- **Data entries**:

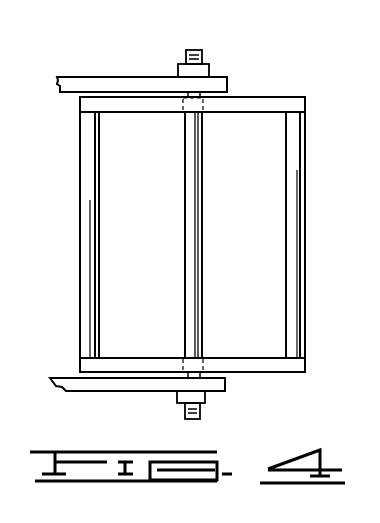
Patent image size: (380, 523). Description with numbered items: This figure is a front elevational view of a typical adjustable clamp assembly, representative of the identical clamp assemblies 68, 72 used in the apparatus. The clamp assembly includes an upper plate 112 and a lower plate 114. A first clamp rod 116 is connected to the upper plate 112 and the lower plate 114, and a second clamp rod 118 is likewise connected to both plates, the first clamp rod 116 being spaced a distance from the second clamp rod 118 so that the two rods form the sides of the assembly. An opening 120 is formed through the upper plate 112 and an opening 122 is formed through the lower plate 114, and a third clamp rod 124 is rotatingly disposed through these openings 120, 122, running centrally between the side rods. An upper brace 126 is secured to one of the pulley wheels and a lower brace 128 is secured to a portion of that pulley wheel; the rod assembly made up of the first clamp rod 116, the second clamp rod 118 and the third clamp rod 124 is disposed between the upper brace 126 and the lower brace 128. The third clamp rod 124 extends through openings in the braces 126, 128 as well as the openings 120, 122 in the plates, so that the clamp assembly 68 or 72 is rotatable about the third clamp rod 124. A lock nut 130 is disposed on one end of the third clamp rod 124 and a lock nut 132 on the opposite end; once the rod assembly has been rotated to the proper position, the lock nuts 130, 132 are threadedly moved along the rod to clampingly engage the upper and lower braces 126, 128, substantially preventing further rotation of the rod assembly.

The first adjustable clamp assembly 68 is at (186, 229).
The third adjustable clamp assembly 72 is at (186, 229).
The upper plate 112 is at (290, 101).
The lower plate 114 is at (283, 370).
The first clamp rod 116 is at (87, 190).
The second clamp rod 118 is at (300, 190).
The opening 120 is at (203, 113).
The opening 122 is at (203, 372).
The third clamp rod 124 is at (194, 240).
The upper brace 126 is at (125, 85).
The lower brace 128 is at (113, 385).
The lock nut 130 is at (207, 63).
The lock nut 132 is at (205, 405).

...

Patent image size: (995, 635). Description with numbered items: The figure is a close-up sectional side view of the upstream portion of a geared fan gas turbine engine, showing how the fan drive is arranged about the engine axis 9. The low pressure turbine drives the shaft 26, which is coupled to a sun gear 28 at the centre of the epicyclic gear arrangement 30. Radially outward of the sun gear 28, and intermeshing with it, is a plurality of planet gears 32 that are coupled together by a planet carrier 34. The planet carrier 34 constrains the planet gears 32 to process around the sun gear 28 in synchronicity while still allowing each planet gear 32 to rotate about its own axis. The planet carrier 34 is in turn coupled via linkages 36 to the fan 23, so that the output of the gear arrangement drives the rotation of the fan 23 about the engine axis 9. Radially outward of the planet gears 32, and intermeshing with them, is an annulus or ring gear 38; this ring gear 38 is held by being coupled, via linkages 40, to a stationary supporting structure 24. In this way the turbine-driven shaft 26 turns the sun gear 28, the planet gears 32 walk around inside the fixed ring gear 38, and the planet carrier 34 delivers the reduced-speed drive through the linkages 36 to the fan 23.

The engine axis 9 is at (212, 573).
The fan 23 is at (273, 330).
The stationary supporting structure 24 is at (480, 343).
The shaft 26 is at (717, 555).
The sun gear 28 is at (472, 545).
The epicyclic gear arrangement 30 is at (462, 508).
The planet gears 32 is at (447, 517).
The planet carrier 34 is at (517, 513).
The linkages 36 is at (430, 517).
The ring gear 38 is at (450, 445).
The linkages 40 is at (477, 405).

- **Task to carry out**: In the stretch of the listing from the line containing "Patent image size: (380, 523)." through the line containing "The lock nut 132 is at (205, 405).", swap "typical" for "standard" and give those lines again with nothing else changed.

- **The solution**:
Patent image size: (380, 523). Description with numbered items: This figure is a front elevational view of a standard adjustable clamp assembly, representative of the identical clamp assemblies 68, 72 used in the apparatus. The clamp assembly includes an upper plate 112 and a lower plate 114. A first clamp rod 116 is connected to the upper plate 112 and the lower plate 114, and a second clamp rod 118 is likewise connected to both plates, the first clamp rod 116 being spaced a distance from the second clamp rod 118 so that the two rods form the sides of the assembly. An opening 120 is formed through the upper plate 112 and an opening 122 is formed through the lower plate 114, and a third clamp rod 124 is rotatingly disposed through these openings 120, 122, running centrally between the side rods. An upper brace 126 is secured to one of the pulley wheels and a lower brace 128 is secured to a portion of that pulley wheel; the rod assembly made up of the first clamp rod 116, the second clamp rod 118 and the third clamp rod 124 is disposed between the upper brace 126 and the lower brace 128. The third clamp rod 124 extends through openings in the braces 126, 128 as well as the openings 120, 122 in the plates, so that the clamp assembly 68 or 72 is rotatable about the third clamp rod 124. A lock nut 130 is disposed on one end of the third clamp rod 124 and a lock nut 132 on the opposite end; once the rod assembly has been rotated to the proper position, the lock nuts 130, 132 are threadedly moved along the rod to clampingly engage the upper and lower braces 126, 128, substantially preventing further rotation of the rod assembly.

The first adjustable clamp assembly 68 is at (186, 229).
The third adjustable clamp assembly 72 is at (186, 229).
The upper plate 112 is at (290, 101).
The lower plate 114 is at (283, 370).
The first clamp rod 116 is at (87, 190).
The second clamp rod 118 is at (300, 190).
The opening 120 is at (203, 113).
The opening 122 is at (203, 372).
The third clamp rod 124 is at (194, 240).
The upper brace 126 is at (125, 85).
The lower brace 128 is at (113, 385).
The lock nut 130 is at (207, 63).
The lock nut 132 is at (205, 405).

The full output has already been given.